---------- DATA RECORDS

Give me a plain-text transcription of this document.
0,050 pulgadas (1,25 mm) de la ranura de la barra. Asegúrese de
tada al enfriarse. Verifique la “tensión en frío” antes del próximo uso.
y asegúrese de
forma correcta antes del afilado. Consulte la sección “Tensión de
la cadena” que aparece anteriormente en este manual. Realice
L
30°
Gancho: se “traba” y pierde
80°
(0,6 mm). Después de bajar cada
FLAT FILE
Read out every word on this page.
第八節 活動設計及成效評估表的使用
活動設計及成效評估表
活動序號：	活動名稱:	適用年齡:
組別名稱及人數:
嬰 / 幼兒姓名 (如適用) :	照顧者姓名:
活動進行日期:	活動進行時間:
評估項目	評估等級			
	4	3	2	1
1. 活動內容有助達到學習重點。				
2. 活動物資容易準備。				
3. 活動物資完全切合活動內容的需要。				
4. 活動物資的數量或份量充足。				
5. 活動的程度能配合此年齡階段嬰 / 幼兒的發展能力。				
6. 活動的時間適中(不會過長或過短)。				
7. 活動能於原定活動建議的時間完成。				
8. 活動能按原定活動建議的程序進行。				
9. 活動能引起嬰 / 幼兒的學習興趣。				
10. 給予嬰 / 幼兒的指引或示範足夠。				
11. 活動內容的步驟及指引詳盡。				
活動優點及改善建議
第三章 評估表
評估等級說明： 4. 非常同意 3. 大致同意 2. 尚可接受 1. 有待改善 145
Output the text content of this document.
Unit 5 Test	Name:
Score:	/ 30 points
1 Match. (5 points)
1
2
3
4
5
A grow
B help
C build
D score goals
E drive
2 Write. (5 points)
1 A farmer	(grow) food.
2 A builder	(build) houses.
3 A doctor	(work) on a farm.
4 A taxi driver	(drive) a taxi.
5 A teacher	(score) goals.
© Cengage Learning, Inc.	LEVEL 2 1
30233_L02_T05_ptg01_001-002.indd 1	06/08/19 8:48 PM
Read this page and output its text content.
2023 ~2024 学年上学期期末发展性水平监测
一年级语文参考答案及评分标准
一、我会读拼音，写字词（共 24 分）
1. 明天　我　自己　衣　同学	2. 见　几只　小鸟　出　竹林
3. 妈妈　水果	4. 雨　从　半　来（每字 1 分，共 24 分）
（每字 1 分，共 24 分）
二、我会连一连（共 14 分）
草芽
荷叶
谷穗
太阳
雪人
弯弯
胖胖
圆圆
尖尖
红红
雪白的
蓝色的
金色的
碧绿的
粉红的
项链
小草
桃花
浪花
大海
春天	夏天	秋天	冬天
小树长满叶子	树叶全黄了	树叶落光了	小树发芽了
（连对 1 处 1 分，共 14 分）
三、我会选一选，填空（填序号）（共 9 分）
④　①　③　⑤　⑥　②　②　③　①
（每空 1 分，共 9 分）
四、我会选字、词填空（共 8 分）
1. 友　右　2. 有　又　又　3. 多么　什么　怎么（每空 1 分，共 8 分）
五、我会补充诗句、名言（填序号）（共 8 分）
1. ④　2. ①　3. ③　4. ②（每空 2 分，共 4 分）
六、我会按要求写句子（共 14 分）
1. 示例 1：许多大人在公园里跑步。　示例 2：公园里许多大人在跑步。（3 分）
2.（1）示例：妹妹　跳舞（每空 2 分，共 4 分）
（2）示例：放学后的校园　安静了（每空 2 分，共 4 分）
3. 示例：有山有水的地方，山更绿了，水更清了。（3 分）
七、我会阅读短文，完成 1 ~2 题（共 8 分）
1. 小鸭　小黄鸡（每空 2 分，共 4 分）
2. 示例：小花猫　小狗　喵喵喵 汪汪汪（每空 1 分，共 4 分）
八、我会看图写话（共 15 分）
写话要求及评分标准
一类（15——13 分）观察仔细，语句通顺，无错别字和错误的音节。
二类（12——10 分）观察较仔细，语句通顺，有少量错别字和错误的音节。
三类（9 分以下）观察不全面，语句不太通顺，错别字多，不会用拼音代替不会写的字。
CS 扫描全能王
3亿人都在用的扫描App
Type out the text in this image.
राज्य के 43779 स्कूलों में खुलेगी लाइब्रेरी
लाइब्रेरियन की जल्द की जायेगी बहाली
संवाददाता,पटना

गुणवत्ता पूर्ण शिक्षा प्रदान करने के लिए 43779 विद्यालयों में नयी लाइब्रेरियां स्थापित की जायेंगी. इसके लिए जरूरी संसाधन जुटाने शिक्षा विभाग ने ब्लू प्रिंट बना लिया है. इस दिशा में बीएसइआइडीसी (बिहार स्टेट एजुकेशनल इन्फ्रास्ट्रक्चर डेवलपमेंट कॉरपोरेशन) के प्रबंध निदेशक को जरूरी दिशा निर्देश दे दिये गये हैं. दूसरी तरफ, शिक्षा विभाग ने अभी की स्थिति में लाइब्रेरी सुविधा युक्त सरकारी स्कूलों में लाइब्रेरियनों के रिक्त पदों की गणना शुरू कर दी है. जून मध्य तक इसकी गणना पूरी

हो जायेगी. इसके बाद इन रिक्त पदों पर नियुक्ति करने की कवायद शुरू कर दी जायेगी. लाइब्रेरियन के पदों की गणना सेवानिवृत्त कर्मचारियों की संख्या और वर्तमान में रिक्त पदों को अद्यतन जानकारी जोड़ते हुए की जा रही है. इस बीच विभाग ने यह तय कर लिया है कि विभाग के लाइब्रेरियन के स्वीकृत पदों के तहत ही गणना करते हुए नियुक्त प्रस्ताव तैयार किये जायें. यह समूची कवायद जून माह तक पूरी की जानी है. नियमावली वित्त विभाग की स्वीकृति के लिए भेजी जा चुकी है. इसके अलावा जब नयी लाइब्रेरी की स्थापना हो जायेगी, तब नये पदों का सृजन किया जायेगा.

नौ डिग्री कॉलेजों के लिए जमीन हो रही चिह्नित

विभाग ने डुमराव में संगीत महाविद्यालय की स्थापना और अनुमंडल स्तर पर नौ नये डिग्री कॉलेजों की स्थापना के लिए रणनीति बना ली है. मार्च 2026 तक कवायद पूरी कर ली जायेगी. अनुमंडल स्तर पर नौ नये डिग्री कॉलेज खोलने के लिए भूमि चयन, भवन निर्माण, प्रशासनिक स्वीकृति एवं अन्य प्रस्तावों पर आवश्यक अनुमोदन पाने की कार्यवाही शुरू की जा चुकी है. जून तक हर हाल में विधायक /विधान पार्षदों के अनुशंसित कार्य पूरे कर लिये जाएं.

--------------------

SHORT PROBLEM →
Search the data above for lines holding "antes" and copy each of them.

SOLUTION FOR THIS PROBLEM →
tada al enfriarse. Verifique la “tensión en frío” antes del próximo uso.
forma correcta antes del afilado. Consulte la sección “Tensión de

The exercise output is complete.